O QUE SE PEDE =
1. De acordo com o trecho selecionado, qual instituição é responsável pela administração dos recursos do REDD+ recebidos pelo Brasil?
2. Coloque numa lista JSON de strings, uma para cada linha e sem as linhas em branco, a parte das entradas que começa na linha que contém "344, 662, 380]" e termina na linha que contém "field-label: Velikost základního", incluindo as duas.

TRECHO SELECIONADO =
• • • •
Estudo
feito por pesquisadores da USP aponta que apenas 33% dos recursos recebidos
pelo país entre 2008 e 2018 por meio do REDD+ foram desembolsados e grande
parte dos projetos está atrasada. O REDD+ prevê pagamento aos países em
desenvolvimento que reduzirem suas emissões de gases de efeito estufa por
desmatamento e degradação florestal (foto: Fernando Frazão / Agência Brasil)
Embora o Brasil seja o país que mais avançou na implementação do REDD+ (sigla em inglês de Reducing Emissions from Deforestation and Forest Degradation), ainda há questões de governança que podem afetar os resultados obtidos por meio desse mecanismo de financiamento do clima.
A iniciativa prevê pagamento aos países em
desenvolvimento que reduzirem suas emissões de gases de efeito estufa por
desmatamento e degradação florestal. Do total de US$ 1,2 bilhão recebidos pelo
Brasil entre 2008 e 2018, apenas 33% foram desembolsados até abril de 2018,
segundo estudo feito na Universidade de São Paulo (USP) e publicado na revista Climate
Policy. Responsável pela administração dos recursos, o Banco Nacional de
Desenvolvimento Econômico e Social (BNDES) afirmou que vai considerar os
resultados da pesquisa, pois “a gestão é um campo continuamente passível de
aprimoramentos”.
Resultado de um projeto de doutorado orientado por Isak
Kruglianskas, professor da Faculdade de Economia, Administração e
Contabilidade (FEA-USP), a pesquisa contou com apoio da FAPESP.
• • • •
Listagens de itens de layout delimitados por caixas:

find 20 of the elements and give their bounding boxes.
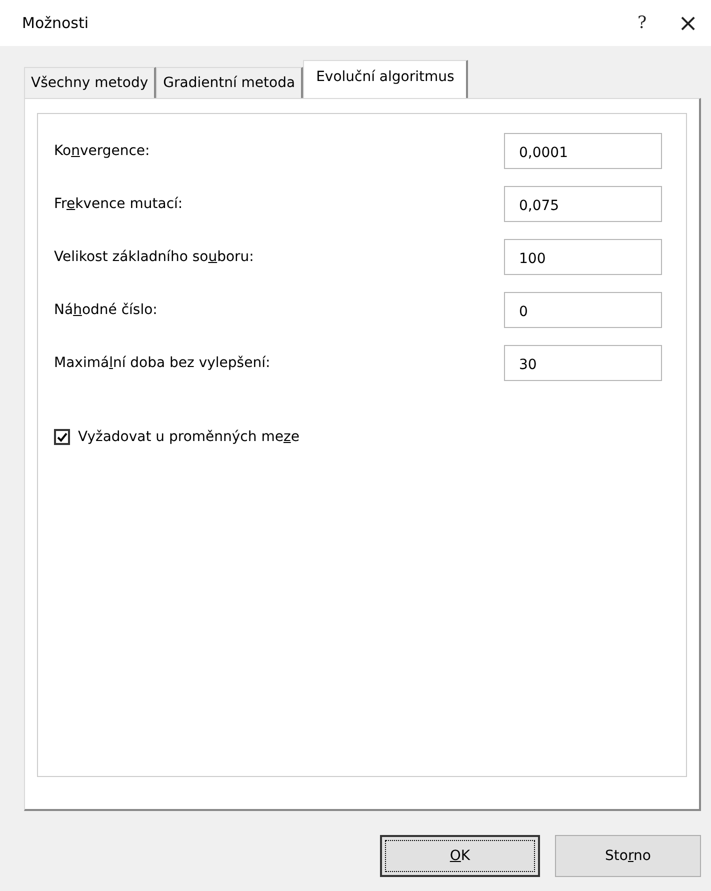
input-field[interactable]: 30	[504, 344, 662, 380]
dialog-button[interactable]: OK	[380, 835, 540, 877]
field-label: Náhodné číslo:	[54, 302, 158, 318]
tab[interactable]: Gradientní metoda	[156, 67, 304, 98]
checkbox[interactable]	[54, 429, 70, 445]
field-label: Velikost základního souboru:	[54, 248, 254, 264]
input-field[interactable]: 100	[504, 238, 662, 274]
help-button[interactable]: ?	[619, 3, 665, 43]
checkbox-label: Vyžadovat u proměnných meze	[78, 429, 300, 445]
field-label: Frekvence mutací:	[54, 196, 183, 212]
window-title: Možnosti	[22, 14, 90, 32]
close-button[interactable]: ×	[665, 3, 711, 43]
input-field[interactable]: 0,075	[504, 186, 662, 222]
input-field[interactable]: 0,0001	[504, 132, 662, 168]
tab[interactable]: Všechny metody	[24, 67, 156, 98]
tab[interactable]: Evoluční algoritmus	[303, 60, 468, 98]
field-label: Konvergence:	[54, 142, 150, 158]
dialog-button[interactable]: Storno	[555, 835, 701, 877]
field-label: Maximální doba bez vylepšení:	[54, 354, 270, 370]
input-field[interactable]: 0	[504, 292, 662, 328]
• • • •
RESPOSTAS =
1. O Banco Nacional de Desenvolvimento Econômico e Social (BNDES).

2.
[
  "input-field[interactable]: 30\t[504, 344, 662, 380]",
  "dialog-button[interactable]: OK\t[380, 835, 540, 877]",
  "field-label: Náhodné číslo:\t[54, 302, 158, 318]",
  "tab[interactable]: Gradientní metoda\t[156, 67, 304, 98]",
  "checkbox[interactable]\t[54, 429, 70, 445]",
  "field-label: Velikost základního souboru:\t[54, 248, 254, 264]"
]